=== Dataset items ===
___

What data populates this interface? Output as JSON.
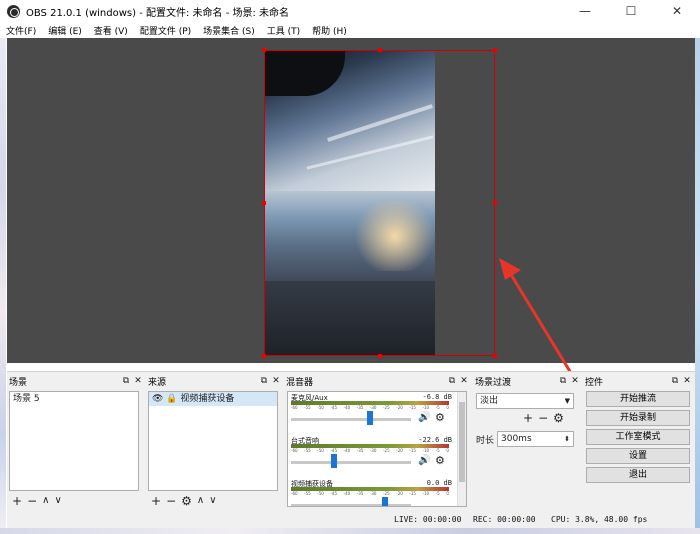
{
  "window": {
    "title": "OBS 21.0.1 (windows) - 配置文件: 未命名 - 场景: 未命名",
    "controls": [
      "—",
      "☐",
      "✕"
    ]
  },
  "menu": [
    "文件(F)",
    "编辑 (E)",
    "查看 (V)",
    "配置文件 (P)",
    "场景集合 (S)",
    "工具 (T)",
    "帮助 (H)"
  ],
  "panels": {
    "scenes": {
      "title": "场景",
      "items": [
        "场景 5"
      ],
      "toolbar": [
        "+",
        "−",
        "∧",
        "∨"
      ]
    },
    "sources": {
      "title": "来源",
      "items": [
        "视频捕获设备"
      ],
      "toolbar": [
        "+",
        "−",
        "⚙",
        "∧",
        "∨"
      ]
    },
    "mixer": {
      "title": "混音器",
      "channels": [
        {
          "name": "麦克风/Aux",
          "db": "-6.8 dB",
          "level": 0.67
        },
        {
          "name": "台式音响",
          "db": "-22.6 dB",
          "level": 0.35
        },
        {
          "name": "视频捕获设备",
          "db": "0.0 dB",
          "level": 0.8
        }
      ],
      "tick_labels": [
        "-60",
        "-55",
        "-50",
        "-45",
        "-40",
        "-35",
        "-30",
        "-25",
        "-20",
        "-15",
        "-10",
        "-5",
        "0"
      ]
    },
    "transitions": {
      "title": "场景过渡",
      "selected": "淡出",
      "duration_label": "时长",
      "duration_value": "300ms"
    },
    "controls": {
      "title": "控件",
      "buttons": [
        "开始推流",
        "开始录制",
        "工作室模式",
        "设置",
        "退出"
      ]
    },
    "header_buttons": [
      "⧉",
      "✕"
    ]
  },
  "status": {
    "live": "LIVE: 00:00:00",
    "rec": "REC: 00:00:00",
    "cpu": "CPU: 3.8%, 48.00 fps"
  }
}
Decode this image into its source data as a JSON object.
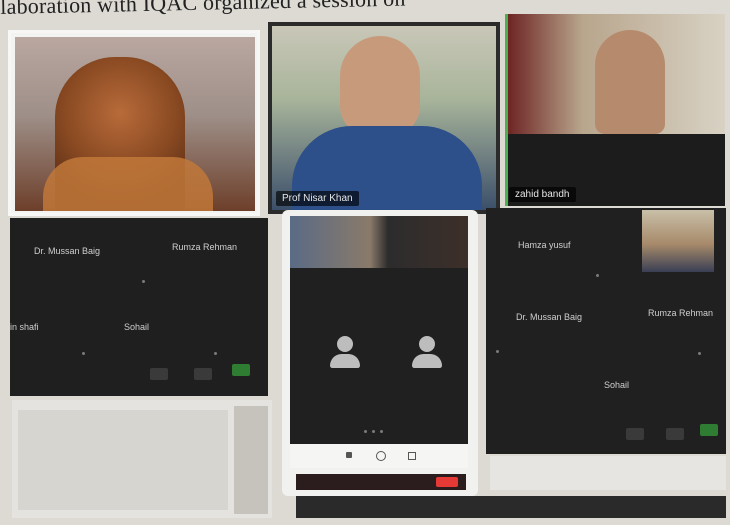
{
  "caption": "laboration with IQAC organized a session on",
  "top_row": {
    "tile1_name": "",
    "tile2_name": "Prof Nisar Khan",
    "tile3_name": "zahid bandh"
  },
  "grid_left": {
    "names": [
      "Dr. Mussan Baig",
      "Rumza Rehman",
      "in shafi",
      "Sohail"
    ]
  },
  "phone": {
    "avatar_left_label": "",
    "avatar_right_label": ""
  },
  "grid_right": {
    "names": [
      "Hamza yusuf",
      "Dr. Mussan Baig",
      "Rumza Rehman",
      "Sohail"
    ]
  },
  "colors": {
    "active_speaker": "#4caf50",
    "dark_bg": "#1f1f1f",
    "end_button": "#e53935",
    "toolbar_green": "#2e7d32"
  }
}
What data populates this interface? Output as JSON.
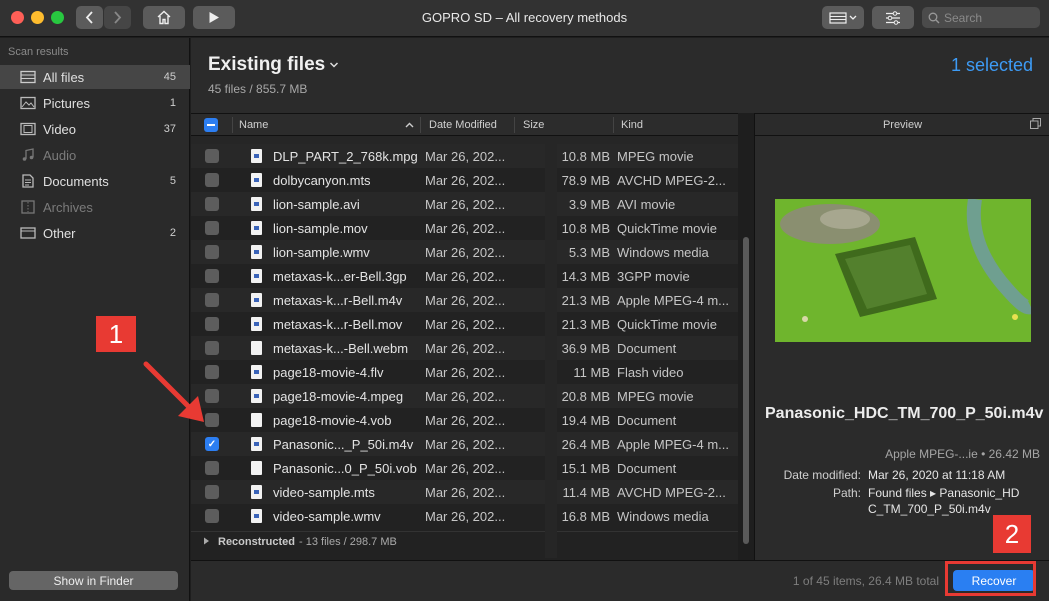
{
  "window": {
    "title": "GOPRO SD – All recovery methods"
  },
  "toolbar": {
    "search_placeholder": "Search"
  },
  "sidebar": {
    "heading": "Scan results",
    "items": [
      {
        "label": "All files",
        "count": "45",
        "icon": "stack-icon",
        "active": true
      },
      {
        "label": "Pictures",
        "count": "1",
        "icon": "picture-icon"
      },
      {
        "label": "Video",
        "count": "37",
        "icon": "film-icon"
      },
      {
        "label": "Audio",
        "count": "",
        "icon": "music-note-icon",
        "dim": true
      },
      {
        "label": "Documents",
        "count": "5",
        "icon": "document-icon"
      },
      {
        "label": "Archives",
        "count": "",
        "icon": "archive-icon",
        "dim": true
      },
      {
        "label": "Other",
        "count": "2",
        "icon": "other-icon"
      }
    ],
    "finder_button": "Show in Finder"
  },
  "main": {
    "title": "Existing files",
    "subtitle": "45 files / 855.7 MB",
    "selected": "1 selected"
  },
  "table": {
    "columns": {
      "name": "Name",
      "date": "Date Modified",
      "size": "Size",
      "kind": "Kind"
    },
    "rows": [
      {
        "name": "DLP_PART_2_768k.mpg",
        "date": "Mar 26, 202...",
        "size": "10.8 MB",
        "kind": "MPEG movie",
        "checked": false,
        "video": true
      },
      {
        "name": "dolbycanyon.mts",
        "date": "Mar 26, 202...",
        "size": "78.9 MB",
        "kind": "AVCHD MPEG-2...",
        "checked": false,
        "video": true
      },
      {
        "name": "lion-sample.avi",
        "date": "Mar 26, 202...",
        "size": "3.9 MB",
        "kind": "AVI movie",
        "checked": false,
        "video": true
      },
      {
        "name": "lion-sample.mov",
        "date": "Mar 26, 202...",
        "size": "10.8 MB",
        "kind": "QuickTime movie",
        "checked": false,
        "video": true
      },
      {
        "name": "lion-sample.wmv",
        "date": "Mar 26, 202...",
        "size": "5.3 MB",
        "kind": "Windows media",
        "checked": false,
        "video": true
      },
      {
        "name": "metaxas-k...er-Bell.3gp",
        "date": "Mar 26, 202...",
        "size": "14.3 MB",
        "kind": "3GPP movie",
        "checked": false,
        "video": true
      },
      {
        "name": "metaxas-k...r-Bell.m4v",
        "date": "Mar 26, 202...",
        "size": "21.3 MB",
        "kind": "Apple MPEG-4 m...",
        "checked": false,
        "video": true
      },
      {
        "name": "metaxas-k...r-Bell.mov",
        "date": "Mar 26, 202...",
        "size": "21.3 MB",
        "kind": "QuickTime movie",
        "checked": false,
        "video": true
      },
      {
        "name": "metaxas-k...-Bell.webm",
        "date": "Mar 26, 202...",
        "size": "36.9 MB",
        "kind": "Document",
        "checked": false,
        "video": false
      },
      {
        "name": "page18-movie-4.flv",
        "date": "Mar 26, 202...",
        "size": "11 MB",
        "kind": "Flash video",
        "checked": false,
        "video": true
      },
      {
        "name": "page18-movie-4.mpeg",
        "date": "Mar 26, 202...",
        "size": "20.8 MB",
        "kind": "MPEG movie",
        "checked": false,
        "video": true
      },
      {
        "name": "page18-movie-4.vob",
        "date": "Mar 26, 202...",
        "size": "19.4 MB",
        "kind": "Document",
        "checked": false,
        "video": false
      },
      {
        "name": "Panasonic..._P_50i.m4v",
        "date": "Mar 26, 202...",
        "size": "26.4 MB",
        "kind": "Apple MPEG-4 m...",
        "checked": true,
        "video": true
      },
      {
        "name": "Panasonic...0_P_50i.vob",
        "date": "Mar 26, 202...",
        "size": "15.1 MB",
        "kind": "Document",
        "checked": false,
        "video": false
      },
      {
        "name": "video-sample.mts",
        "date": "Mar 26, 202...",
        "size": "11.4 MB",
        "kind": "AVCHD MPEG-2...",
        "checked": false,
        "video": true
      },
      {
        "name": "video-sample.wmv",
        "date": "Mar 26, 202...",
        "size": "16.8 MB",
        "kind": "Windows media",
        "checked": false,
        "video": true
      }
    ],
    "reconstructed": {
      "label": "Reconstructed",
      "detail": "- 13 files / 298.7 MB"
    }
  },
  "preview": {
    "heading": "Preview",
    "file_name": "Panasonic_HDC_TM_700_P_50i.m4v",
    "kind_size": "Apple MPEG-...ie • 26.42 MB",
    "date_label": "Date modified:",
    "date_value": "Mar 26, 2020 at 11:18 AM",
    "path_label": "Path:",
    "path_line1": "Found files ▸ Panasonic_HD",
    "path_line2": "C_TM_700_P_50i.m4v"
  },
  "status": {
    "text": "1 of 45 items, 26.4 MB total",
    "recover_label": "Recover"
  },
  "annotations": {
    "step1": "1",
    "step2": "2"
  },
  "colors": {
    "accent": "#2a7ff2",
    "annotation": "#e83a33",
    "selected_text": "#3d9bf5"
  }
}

___

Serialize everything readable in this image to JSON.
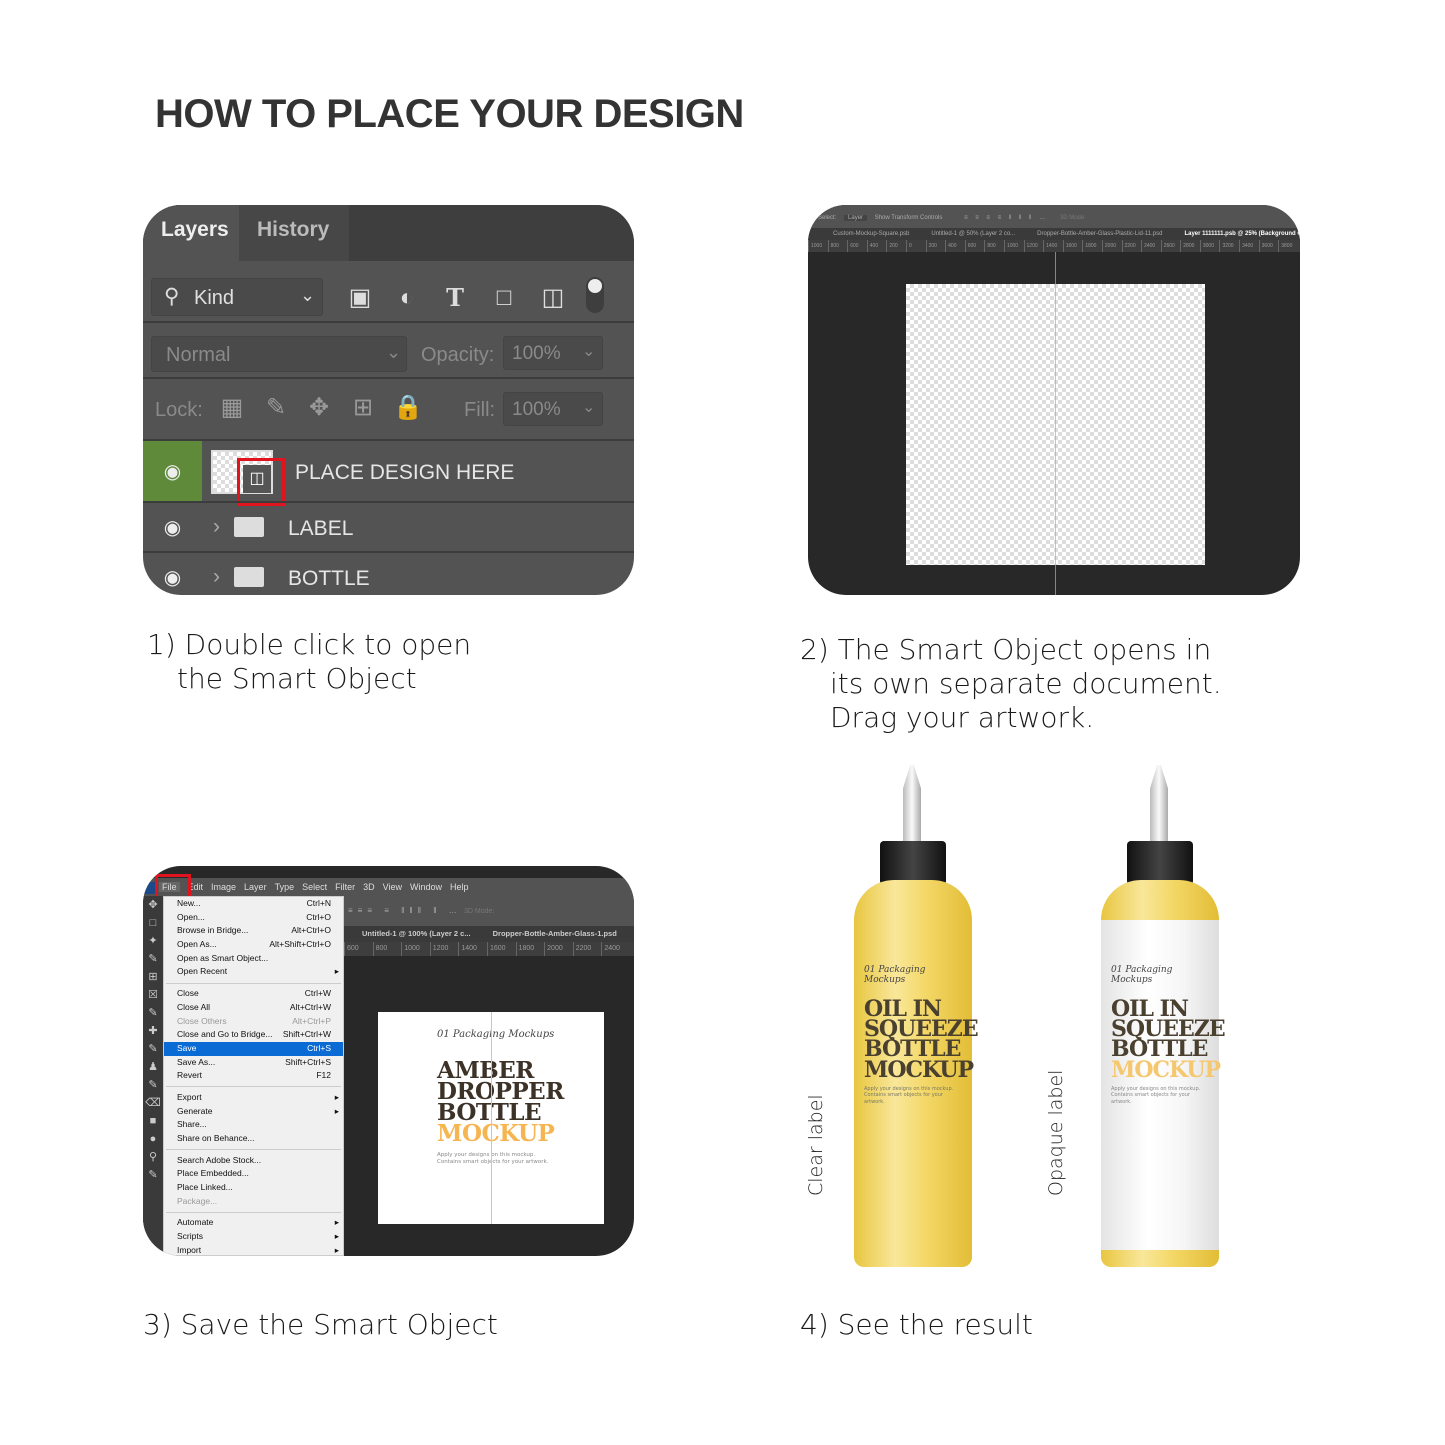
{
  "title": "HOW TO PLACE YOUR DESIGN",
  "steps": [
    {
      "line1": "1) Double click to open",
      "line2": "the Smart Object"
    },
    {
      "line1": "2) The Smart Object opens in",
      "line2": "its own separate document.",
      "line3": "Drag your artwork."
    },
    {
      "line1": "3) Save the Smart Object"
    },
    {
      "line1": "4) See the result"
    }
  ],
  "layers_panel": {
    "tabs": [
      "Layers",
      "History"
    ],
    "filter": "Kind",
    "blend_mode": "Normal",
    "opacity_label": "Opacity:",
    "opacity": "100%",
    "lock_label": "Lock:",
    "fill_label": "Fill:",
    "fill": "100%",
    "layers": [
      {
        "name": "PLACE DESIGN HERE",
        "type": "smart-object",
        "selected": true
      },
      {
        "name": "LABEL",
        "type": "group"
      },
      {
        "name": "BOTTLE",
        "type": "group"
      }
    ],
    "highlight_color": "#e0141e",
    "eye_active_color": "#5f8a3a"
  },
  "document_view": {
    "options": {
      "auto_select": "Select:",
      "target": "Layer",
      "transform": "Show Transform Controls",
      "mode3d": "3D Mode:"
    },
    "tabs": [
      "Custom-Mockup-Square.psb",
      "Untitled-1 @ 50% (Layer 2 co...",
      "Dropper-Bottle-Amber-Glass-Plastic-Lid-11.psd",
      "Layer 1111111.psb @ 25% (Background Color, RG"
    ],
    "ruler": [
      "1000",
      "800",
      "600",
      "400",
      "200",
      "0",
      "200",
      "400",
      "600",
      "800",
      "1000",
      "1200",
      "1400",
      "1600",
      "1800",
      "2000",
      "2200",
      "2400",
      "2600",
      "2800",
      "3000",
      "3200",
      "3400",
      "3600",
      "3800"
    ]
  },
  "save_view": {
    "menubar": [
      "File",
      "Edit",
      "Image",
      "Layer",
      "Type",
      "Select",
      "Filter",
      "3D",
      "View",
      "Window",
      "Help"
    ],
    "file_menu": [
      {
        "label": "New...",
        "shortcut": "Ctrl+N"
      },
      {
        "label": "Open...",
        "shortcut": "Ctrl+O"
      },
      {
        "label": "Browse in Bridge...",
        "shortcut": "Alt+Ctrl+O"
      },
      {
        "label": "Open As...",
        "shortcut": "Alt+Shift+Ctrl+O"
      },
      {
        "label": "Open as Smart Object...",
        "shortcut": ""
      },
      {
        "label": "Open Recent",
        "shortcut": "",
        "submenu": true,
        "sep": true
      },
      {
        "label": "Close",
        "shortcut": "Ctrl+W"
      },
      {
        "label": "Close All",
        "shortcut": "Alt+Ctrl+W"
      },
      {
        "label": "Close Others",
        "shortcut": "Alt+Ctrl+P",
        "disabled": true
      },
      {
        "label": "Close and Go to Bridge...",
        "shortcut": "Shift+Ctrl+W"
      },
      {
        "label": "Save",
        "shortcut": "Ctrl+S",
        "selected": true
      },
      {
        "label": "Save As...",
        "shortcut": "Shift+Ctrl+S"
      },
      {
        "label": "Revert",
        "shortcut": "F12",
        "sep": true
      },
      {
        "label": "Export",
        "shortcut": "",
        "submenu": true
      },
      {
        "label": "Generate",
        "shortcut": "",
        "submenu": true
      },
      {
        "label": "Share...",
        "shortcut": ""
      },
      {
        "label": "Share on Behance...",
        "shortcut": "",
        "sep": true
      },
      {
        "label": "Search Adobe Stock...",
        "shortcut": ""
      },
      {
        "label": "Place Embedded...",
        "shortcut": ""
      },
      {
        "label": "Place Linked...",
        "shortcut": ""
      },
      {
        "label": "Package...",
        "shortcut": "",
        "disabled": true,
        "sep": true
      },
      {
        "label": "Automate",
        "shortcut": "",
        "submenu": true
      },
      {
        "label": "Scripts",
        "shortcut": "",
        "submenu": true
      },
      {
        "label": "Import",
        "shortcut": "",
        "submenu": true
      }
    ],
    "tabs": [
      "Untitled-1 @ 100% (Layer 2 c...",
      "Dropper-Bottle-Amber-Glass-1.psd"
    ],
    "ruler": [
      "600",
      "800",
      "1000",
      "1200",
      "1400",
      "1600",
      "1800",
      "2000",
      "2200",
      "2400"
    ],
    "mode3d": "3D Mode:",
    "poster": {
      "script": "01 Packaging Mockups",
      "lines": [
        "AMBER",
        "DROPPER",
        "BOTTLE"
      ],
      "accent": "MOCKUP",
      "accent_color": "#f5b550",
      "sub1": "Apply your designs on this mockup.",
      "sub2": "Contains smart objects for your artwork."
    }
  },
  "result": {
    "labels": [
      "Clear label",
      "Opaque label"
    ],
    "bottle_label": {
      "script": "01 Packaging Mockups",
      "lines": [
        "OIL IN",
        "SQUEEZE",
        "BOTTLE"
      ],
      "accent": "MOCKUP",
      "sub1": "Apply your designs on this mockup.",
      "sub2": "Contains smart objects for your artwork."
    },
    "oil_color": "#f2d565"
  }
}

___

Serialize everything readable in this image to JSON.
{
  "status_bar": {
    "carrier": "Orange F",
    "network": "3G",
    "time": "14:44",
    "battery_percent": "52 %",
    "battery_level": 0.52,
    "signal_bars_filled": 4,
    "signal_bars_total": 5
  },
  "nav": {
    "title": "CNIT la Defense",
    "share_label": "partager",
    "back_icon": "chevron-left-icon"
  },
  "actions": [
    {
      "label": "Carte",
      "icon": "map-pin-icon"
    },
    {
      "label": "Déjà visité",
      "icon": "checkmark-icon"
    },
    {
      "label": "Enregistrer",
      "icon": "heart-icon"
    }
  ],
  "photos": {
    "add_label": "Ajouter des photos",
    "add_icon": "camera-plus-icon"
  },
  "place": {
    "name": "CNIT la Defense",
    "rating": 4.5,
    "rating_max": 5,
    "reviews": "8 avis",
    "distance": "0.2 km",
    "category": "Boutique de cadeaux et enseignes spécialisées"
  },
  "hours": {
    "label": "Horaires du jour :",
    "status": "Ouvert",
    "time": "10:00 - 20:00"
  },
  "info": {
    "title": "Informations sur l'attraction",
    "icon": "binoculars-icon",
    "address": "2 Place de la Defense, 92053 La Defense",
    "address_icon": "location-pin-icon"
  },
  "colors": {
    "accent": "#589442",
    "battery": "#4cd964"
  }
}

___

=== PROBLEM DESCRIPTION ===
From the records above, pick out and copy each line holding the word "movie".

=== RESPONSE TO THE EXERCISE ===
        "kind": "MPEG movie",
        "kind": "AVI movie",
        "kind": "QuickTime movie",
        "kind": "3GPP movie",
        "kind": "QuickTime movie",
        "name": "page18-movie-4.flv",
        "name": "page18-movie-4.mpeg",
        "kind": "MPEG movie",
        "name": "page18-movie-4.vob",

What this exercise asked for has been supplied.